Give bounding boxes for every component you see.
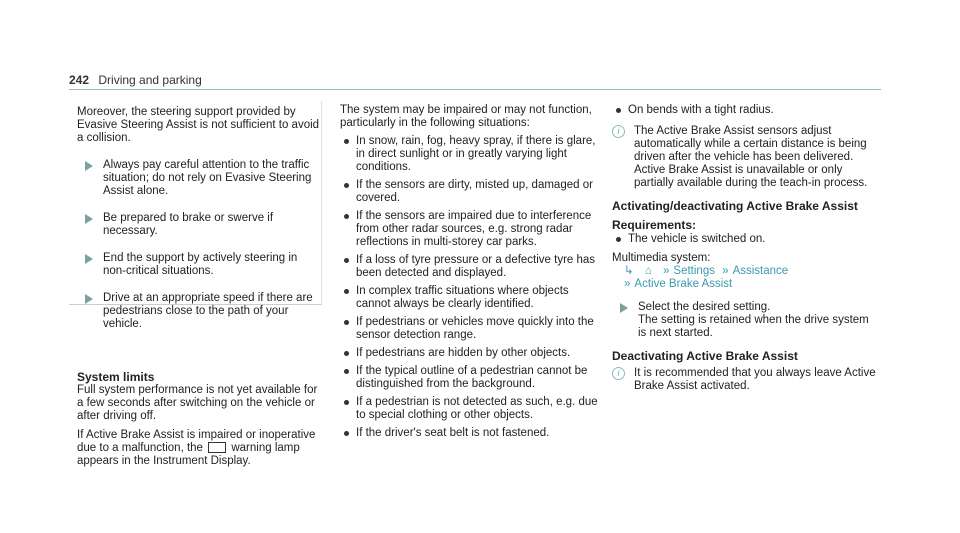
bullet-icon	[344, 258, 349, 263]
bullet-icon	[344, 214, 349, 219]
limits-text: Full system performance is not yet available for a few seconds after switching on the vehicle or after driving off.	[77, 384, 318, 422]
intro-text: The system may be impaired or may not function, particularly in the following situations:	[340, 104, 592, 129]
list-item: Always pay careful attention to the traffic situation; do not rely on Evasive Steering Assist alone.	[77, 159, 321, 198]
page-header	[69, 73, 202, 87]
header-divider	[69, 89, 881, 90]
bullet-icon	[344, 400, 349, 405]
limits-heading: System limits	[77, 370, 155, 384]
arrow-icon	[85, 214, 93, 224]
arrow-icon	[85, 161, 93, 171]
column-3	[612, 104, 880, 393]
list-item: Be prepared to brake or swerve if necessary.	[77, 212, 321, 238]
list-item: If a pedestrian is not detected as such, e.g. due to special clothing or other objects.	[340, 396, 600, 422]
chevron-icon: »	[663, 265, 670, 277]
list-item: If the driver's seat belt is not fastened.	[340, 427, 600, 440]
list-item: If a loss of tyre pressure or a defective tyre has been detected and displayed.	[340, 254, 600, 280]
intro-text: Moreover, the steering support provided by Evasive Steering Assist is not sufficient to avoid a collision.	[77, 106, 320, 144]
info-icon: i	[612, 367, 625, 380]
menu-path-2: » Active Brake Assist	[624, 278, 733, 290]
bullet-icon	[344, 320, 349, 325]
chevron-icon: »	[624, 278, 631, 290]
info-note: i The Active Brake Assist sensors adjust automatically while a certain distance is being driven after the vehicle has been delivered. Active Brake Assist is unavailable or only partially available during the teach-in process.	[612, 125, 880, 190]
return-arrow-icon: ↳	[624, 265, 634, 277]
list-item: End the support by actively steering in non-critical situations.	[77, 252, 321, 278]
info-icon: i	[612, 125, 625, 138]
section-heading: Activating/deactivating Active Brake Assist	[612, 199, 858, 213]
list-item: The vehicle is switched on.	[612, 233, 880, 246]
list-item: Select the desired setting. The setting is retained when the drive system is next started.	[612, 301, 880, 340]
list-item: If pedestrians or vehicles move quickly into the sensor detection range.	[340, 316, 600, 342]
multimedia-label: Multimedia system:	[612, 252, 711, 264]
column-1	[77, 106, 321, 468]
bullet-icon	[344, 139, 349, 144]
list-item: On bends with a tight radius.	[612, 104, 880, 117]
bullet-icon	[344, 369, 349, 374]
requirements-label: Requirements:	[612, 218, 697, 232]
chevron-icon: »	[722, 265, 729, 277]
arrow-icon	[620, 303, 628, 313]
bullet-icon	[344, 289, 349, 294]
menu-path: ↳ ⌂ » Settings » Assistance	[624, 265, 789, 277]
bullet-icon	[344, 431, 349, 436]
bullet-icon	[344, 351, 349, 356]
list-item: If pedestrians are hidden by other objects.	[340, 347, 600, 360]
bullet-icon	[616, 108, 621, 113]
section-title: Driving and parking	[98, 73, 202, 87]
section-heading-2: Deactivating Active Brake Assist	[612, 349, 798, 363]
info-note-2: i It is recommended that you always leave Active Brake Assist activated.	[612, 367, 880, 393]
bullet-icon	[344, 183, 349, 188]
list-item: If the sensors are impaired due to interference from other radar sources, e.g. strong radar reflections in multi-storey car parks.	[340, 210, 600, 249]
home-icon: ⌂	[644, 265, 652, 277]
warning-text: If Active Brake Assist is impaired or inoperative due to a malfunction, the warning lamp appears in the Instrument Display.	[77, 429, 316, 467]
list-item: Drive at an appropriate speed if there are pedestrians close to the path of your vehicle.	[77, 292, 321, 331]
bullet-icon	[616, 237, 621, 242]
list-item: In complex traffic situations where objects cannot always be clearly identified.	[340, 285, 600, 311]
arrow-icon	[85, 294, 93, 304]
page-number: 242	[69, 73, 90, 87]
list-item: If the typical outline of a pedestrian cannot be distinguished from the background.	[340, 365, 600, 391]
arrow-icon	[85, 254, 93, 264]
warning-lamp-icon	[208, 442, 226, 453]
list-item: In snow, rain, fog, heavy spray, if there is glare, in direct sunlight or in greatly varying light conditions.	[340, 135, 600, 174]
column-2	[340, 104, 600, 440]
list-item: If the sensors are dirty, misted up, damaged or covered.	[340, 179, 600, 205]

──────

TASK DETAILS: Please copy out all of the data above word for word, leaving out the pictures.

RIGHT ANSWER:
Give bounding boxes for every component you see.
bullet-icon	[344, 258, 349, 263]
bullet-icon	[344, 214, 349, 219]
limits-text: Full system performance is not yet available for a few seconds after switching on the vehicle or after driving off.	[77, 384, 318, 422]
intro-text: The system may be impaired or may not function, particularly in the following situations:	[340, 104, 592, 129]
list-item: Always pay careful attention to the traffic situation; do not rely on Evasive Steering Assist alone.	[77, 159, 321, 198]
page-header	[69, 73, 202, 87]
header-divider	[69, 89, 881, 90]
bullet-icon	[344, 400, 349, 405]
limits-heading: System limits	[77, 370, 155, 384]
arrow-icon	[85, 214, 93, 224]
arrow-icon	[85, 161, 93, 171]
column-3	[612, 104, 880, 393]
list-item: Be prepared to brake or swerve if necessary.	[77, 212, 321, 238]
list-item: If a pedestrian is not detected as such, e.g. due to special clothing or other objects.	[340, 396, 600, 422]
chevron-icon: »	[663, 265, 670, 277]
list-item: If the driver's seat belt is not fastened.	[340, 427, 600, 440]
list-item: If a loss of tyre pressure or a defective tyre has been detected and displayed.	[340, 254, 600, 280]
intro-text: Moreover, the steering support provided by Evasive Steering Assist is not sufficient to avoid a collision.	[77, 106, 320, 144]
info-icon: i	[612, 367, 625, 380]
menu-path-2: » Active Brake Assist	[624, 278, 733, 290]
bullet-icon	[344, 320, 349, 325]
chevron-icon: »	[624, 278, 631, 290]
info-note: i The Active Brake Assist sensors adjust automatically while a certain distance is being driven after the vehicle has been delivered. Active Brake Assist is unavailable or only partially available during the teach-in process.	[612, 125, 880, 190]
return-arrow-icon: ↳	[624, 265, 634, 277]
list-item: End the support by actively steering in non-critical situations.	[77, 252, 321, 278]
info-icon: i	[612, 125, 625, 138]
section-heading: Activating/deactivating Active Brake Assist	[612, 199, 858, 213]
list-item: The vehicle is switched on.	[612, 233, 880, 246]
list-item: Select the desired setting. The setting is retained when the drive system is next started.	[612, 301, 880, 340]
list-item: If pedestrians or vehicles move quickly into the sensor detection range.	[340, 316, 600, 342]
multimedia-label: Multimedia system:	[612, 252, 711, 264]
column-1	[77, 106, 321, 468]
bullet-icon	[344, 139, 349, 144]
list-item: On bends with a tight radius.	[612, 104, 880, 117]
bullet-icon	[344, 369, 349, 374]
requirements-label: Requirements:	[612, 218, 697, 232]
chevron-icon: »	[722, 265, 729, 277]
arrow-icon	[620, 303, 628, 313]
bullet-icon	[344, 289, 349, 294]
menu-path: ↳ ⌂ » Settings » Assistance	[624, 265, 789, 277]
bullet-icon	[344, 431, 349, 436]
bullet-icon	[344, 351, 349, 356]
list-item: If pedestrians are hidden by other objects.	[340, 347, 600, 360]
bullet-icon	[616, 108, 621, 113]
section-title: Driving and parking	[98, 73, 202, 87]
section-heading-2: Deactivating Active Brake Assist	[612, 349, 798, 363]
info-note-2: i It is recommended that you always leave Active Brake Assist activated.	[612, 367, 880, 393]
bullet-icon	[344, 183, 349, 188]
list-item: If the sensors are impaired due to interference from other radar sources, e.g. strong radar reflections in multi-storey car parks.	[340, 210, 600, 249]
home-icon: ⌂	[644, 265, 652, 277]
warning-text: If Active Brake Assist is impaired or inoperative due to a malfunction, the warning lamp appears in the Instrument Display.	[77, 429, 316, 467]
list-item: Drive at an appropriate speed if there are pedestrians close to the path of your vehicle.	[77, 292, 321, 331]
bullet-icon	[616, 237, 621, 242]
list-item: In complex traffic situations where objects cannot always be clearly identified.	[340, 285, 600, 311]
arrow-icon	[85, 294, 93, 304]
page-number: 242	[69, 73, 90, 87]
list-item: If the typical outline of a pedestrian cannot be distinguished from the background.	[340, 365, 600, 391]
arrow-icon	[85, 254, 93, 264]
warning-lamp-icon	[208, 442, 226, 453]
list-item: In snow, rain, fog, heavy spray, if there is glare, in direct sunlight or in greatly varying light conditions.	[340, 135, 600, 174]
column-2	[340, 104, 600, 440]
list-item: If the sensors are dirty, misted up, damaged or covered.	[340, 179, 600, 205]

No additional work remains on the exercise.